■ Task objective
Output every line of the data exactly as it appears.

■ Exercise data
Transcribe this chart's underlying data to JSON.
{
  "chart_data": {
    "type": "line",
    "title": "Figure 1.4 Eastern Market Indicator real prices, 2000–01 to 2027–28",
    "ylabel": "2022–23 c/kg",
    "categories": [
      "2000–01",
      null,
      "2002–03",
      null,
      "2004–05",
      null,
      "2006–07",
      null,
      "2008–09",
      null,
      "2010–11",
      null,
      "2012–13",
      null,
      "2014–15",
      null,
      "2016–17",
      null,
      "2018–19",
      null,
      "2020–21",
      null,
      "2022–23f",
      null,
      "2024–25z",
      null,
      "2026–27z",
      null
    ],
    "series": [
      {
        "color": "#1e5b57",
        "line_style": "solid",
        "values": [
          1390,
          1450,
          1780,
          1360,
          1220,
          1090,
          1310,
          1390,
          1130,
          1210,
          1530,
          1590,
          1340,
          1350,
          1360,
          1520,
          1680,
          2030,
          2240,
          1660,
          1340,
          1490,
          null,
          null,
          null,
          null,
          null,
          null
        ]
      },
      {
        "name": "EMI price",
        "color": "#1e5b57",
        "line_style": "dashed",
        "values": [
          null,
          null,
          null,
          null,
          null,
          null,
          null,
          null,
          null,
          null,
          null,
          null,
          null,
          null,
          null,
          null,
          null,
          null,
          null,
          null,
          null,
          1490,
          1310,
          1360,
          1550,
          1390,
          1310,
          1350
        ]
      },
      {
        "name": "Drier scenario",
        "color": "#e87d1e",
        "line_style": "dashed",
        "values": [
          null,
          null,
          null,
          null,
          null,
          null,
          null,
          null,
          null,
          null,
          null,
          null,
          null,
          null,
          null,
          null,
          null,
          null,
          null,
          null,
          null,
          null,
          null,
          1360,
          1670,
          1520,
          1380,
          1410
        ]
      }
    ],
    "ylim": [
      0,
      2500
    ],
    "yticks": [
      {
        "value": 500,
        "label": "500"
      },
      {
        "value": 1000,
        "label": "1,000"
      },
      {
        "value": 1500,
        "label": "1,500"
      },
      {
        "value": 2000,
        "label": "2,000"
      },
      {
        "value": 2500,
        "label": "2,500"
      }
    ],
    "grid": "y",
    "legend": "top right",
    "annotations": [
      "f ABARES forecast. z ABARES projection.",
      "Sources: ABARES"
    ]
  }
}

■ Task output
Transcribe this chart's underlying data to JSON.
{
  "chart_data": {
    "type": "line",
    "title": "Figure 1.4 Eastern Market Indicator real prices, 2000–01 to 2027–28",
    "ylabel": "2022–23 c/kg",
    "categories": [
      "2000–01",
      null,
      "2002–03",
      null,
      "2004–05",
      null,
      "2006–07",
      null,
      "2008–09",
      null,
      "2010–11",
      null,
      "2012–13",
      null,
      "2014–15",
      null,
      "2016–17",
      null,
      "2018–19",
      null,
      "2020–21",
      null,
      "2022–23f",
      null,
      "2024–25z",
      null,
      "2026–27z",
      null
    ],
    "series": [
      {
        "color": "#1e5b57",
        "line_style": "solid",
        "values": [
          1390,
          1450,
          1780,
          1360,
          1220,
          1090,
          1310,
          1390,
          1130,
          1210,
          1530,
          1590,
          1340,
          1350,
          1360,
          1520,
          1680,
          2030,
          2240,
          1660,
          1340,
          1490,
          null,
          null,
          null,
          null,
          null,
          null
        ]
      },
      {
        "name": "EMI price",
        "color": "#1e5b57",
        "line_style": "dashed",
        "values": [
          null,
          null,
          null,
          null,
          null,
          null,
          null,
          null,
          null,
          null,
          null,
          null,
          null,
          null,
          null,
          null,
          null,
          null,
          null,
          null,
          null,
          1490,
          1310,
          1360,
          1550,
          1390,
          1310,
          1350
        ]
      },
      {
        "name": "Drier scenario",
        "color": "#e87d1e",
        "line_style": "dashed",
        "values": [
          null,
          null,
          null,
          null,
          null,
          null,
          null,
          null,
          null,
          null,
          null,
          null,
          null,
          null,
          null,
          null,
          null,
          null,
          null,
          null,
          null,
          null,
          null,
          1360,
          1670,
          1520,
          1380,
          1410
        ]
      }
    ],
    "ylim": [
      0,
      2500
    ],
    "yticks": [
      {
        "value": 500,
        "label": "500"
      },
      {
        "value": 1000,
        "label": "1,000"
      },
      {
        "value": 1500,
        "label": "1,500"
      },
      {
        "value": 2000,
        "label": "2,000"
      },
      {
        "value": 2500,
        "label": "2,500"
      }
    ],
    "grid": "y",
    "legend": "top right",
    "annotations": [
      "f ABARES forecast. z ABARES projection.",
      "Sources: ABARES"
    ]
  }
}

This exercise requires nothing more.